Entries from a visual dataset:
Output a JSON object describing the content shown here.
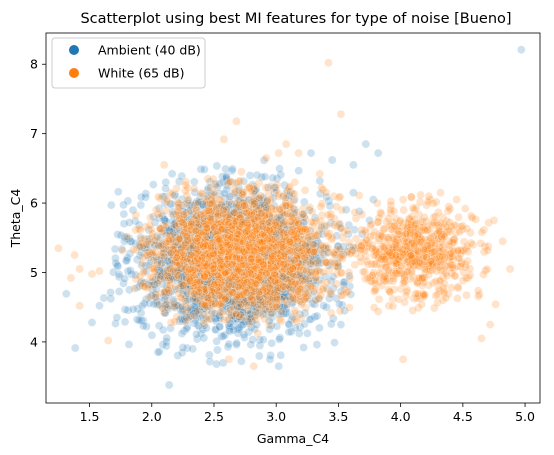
{
  "chart_data": {
    "type": "scatter",
    "title": "Scatterplot using best MI features for type of noise [Bueno]",
    "xlabel": "Gamma_C4",
    "ylabel": "Theta_C4",
    "xlim": [
      1.15,
      5.12
    ],
    "ylim": [
      3.12,
      8.45
    ],
    "xticks": [
      1.5,
      2.0,
      2.5,
      3.0,
      3.5,
      4.0,
      4.5,
      5.0
    ],
    "yticks": [
      4,
      5,
      6,
      7,
      8
    ],
    "xtick_labels": [
      "1.5",
      "2.0",
      "2.5",
      "3.0",
      "3.5",
      "4.0",
      "4.5",
      "5.0"
    ],
    "ytick_labels": [
      "4",
      "5",
      "6",
      "7",
      "8"
    ],
    "grid": false,
    "legend_position": "top-left",
    "legend": [
      "Ambient (40 dB)",
      "White (65 dB)"
    ],
    "series": [
      {
        "name": "Ambient (40 dB)",
        "color": "#1f77b4",
        "clusters": [
          {
            "center": [
              2.65,
              5.15
            ],
            "spread": [
              0.38,
              0.52
            ],
            "count": 2200
          }
        ],
        "points": [
          [
            4.97,
            8.21
          ],
          [
            2.14,
            3.38
          ],
          [
            3.72,
            6.85
          ],
          [
            3.82,
            6.72
          ],
          [
            3.62,
            6.55
          ],
          [
            3.45,
            6.62
          ],
          [
            3.28,
            6.72
          ],
          [
            3.35,
            6.32
          ],
          [
            3.78,
            6.05
          ],
          [
            3.75,
            5.75
          ],
          [
            3.62,
            6.15
          ],
          [
            1.82,
            5.72
          ],
          [
            1.78,
            5.45
          ],
          [
            1.82,
            4.75
          ],
          [
            1.72,
            4.35
          ],
          [
            1.58,
            4.52
          ],
          [
            1.52,
            4.28
          ],
          [
            2.05,
            3.85
          ],
          [
            2.25,
            3.92
          ],
          [
            2.52,
            3.68
          ],
          [
            2.72,
            3.72
          ],
          [
            2.95,
            3.75
          ],
          [
            3.02,
            3.65
          ],
          [
            3.22,
            3.92
          ],
          [
            3.52,
            4.25
          ],
          [
            3.55,
            4.45
          ],
          [
            3.48,
            5.25
          ],
          [
            3.58,
            5.55
          ]
        ]
      },
      {
        "name": "White (65 dB)",
        "color": "#ff7f0e",
        "clusters": [
          {
            "center": [
              2.72,
              5.28
            ],
            "spread": [
              0.34,
              0.4
            ],
            "count": 2200
          },
          {
            "center": [
              4.12,
              5.28
            ],
            "spread": [
              0.24,
              0.33
            ],
            "count": 650
          }
        ],
        "points": [
          [
            3.42,
            8.02
          ],
          [
            3.52,
            7.28
          ],
          [
            2.68,
            7.18
          ],
          [
            2.58,
            6.92
          ],
          [
            2.92,
            6.65
          ],
          [
            3.08,
            6.85
          ],
          [
            3.18,
            6.72
          ],
          [
            3.02,
            6.72
          ],
          [
            2.72,
            6.45
          ],
          [
            2.45,
            6.35
          ],
          [
            3.35,
            6.42
          ],
          [
            4.32,
            6.15
          ],
          [
            4.45,
            6.05
          ],
          [
            4.22,
            6.02
          ],
          [
            4.02,
            6.05
          ],
          [
            1.25,
            5.35
          ],
          [
            1.38,
            5.25
          ],
          [
            1.42,
            5.05
          ],
          [
            1.52,
            4.98
          ],
          [
            1.58,
            5.02
          ],
          [
            1.35,
            4.92
          ],
          [
            1.42,
            4.52
          ],
          [
            1.65,
            4.02
          ],
          [
            4.02,
            3.75
          ],
          [
            4.65,
            4.05
          ],
          [
            4.72,
            4.25
          ],
          [
            4.88,
            5.05
          ],
          [
            4.82,
            5.45
          ],
          [
            4.75,
            5.75
          ],
          [
            4.52,
            5.92
          ],
          [
            2.82,
            3.65
          ],
          [
            2.62,
            3.75
          ],
          [
            2.15,
            6.15
          ],
          [
            2.1,
            6.55
          ]
        ]
      }
    ]
  }
}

▶ _TO DO_
Show the lines of the records that contain the word "type".

▶ _THE RESULT_
    "type": "scatter",
    "title": "Scatterplot using best MI features for type of noise [Bueno]",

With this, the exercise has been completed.